>>>

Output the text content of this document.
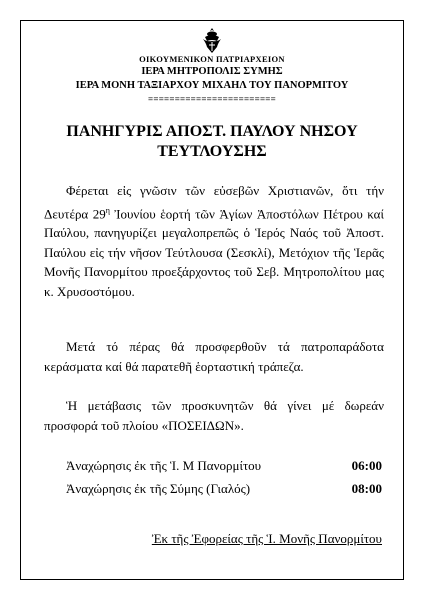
ΟΙΚΟΥΜΕΝΙΚΟΝ ΠΑΤΡΙΑΡΧΕΙΟΝ
ΙΕΡΑ ΜΗΤΡΟΠΟΛΙΣ ΣΥΜΗΣ
ΙΕΡΑ ΜΟΝΗ ΤΑΞΙΑΡΧΟΥ ΜΙΧΑΗΛ ΤΟΥ ΠΑΝΟΡΜΙΤΟΥ
========================
ΠΑΝΗΓΥΡΙΣ ΑΠΟΣΤ. ΠΑΥΛΟΥ ΝΗΣΟΥ
ΤΕΥΤΛΟΥΣΗΣ
Φέρεται εἰς γνῶσιν τῶν εὐσεβῶν Χριστιανῶν, ὅτι τήν Δευτέρα $29^\eta$ Ἰουνίου ἑορτή τῶν Ἁγίων Ἀποστόλων Πέτρου καί Παύλου, πανηγυρίζει μεγαλοπρεπῶς ὁ Ἱερός Ναός τοῦ Ἀποστ. Παύλου εἰς τήν νῆσον Τεύτλουσα (Σεσκλί), Μετόχιον τῆς Ἱερᾶς Μονῆς Πανορμίτου προεξάρχοντος τοῦ Σεβ. Μητροπολίτου μας κ. Χρυσοστόμου.
Μετά τό πέρας θά προσφερθοῦν τά πατροπαράδοτα κεράσματα καί θά παρατεθῆ ἑορταστική τράπεζα.
Ἡ μετάβασις τῶν προσκυνητῶν θά γίνει μέ δωρεάν προσφορά τοῦ πλοίου «ΠΟΣΕΙΔΩΝ».
Ἀναχώρησις ἐκ τῆς Ἱ. Μ Πανορμίτου	06:00
Ἀναχώρησις ἐκ τῆς Σύμης (Γιαλός)	08:00
Ἐκ τῆς Ἐφορείας τῆς Ἱ. Μονῆς Πανορμίτου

<<<

* The problem:
Repeat each entry exactly as given; no pictures belong in the copy.

* Answer to the task:
Output the text content of this document.
ΟΙΚΟΥΜΕΝΙΚΟΝ ΠΑΤΡΙΑΡΧΕΙΟΝ
ΙΕΡΑ ΜΗΤΡΟΠΟΛΙΣ ΣΥΜΗΣ
ΙΕΡΑ ΜΟΝΗ ΤΑΞΙΑΡΧΟΥ ΜΙΧΑΗΛ ΤΟΥ ΠΑΝΟΡΜΙΤΟΥ
========================
ΠΑΝΗΓΥΡΙΣ ΑΠΟΣΤ. ΠΑΥΛΟΥ ΝΗΣΟΥ
ΤΕΥΤΛΟΥΣΗΣ
Φέρεται εἰς γνῶσιν τῶν εὐσεβῶν Χριστιανῶν, ὅτι τήν Δευτέρα $29^\eta$ Ἰουνίου ἑορτή τῶν Ἁγίων Ἀποστόλων Πέτρου καί Παύλου, πανηγυρίζει μεγαλοπρεπῶς ὁ Ἱερός Ναός τοῦ Ἀποστ. Παύλου εἰς τήν νῆσον Τεύτλουσα (Σεσκλί), Μετόχιον τῆς Ἱερᾶς Μονῆς Πανορμίτου προεξάρχοντος τοῦ Σεβ. Μητροπολίτου μας κ. Χρυσοστόμου.
Μετά τό πέρας θά προσφερθοῦν τά πατροπαράδοτα κεράσματα καί θά παρατεθῆ ἑορταστική τράπεζα.
Ἡ μετάβασις τῶν προσκυνητῶν θά γίνει μέ δωρεάν προσφορά τοῦ πλοίου «ΠΟΣΕΙΔΩΝ».
Ἀναχώρησις ἐκ τῆς Ἱ. Μ Πανορμίτου	06:00
Ἀναχώρησις ἐκ τῆς Σύμης (Γιαλός)	08:00
Ἐκ τῆς Ἐφορείας τῆς Ἱ. Μονῆς Πανορμίτου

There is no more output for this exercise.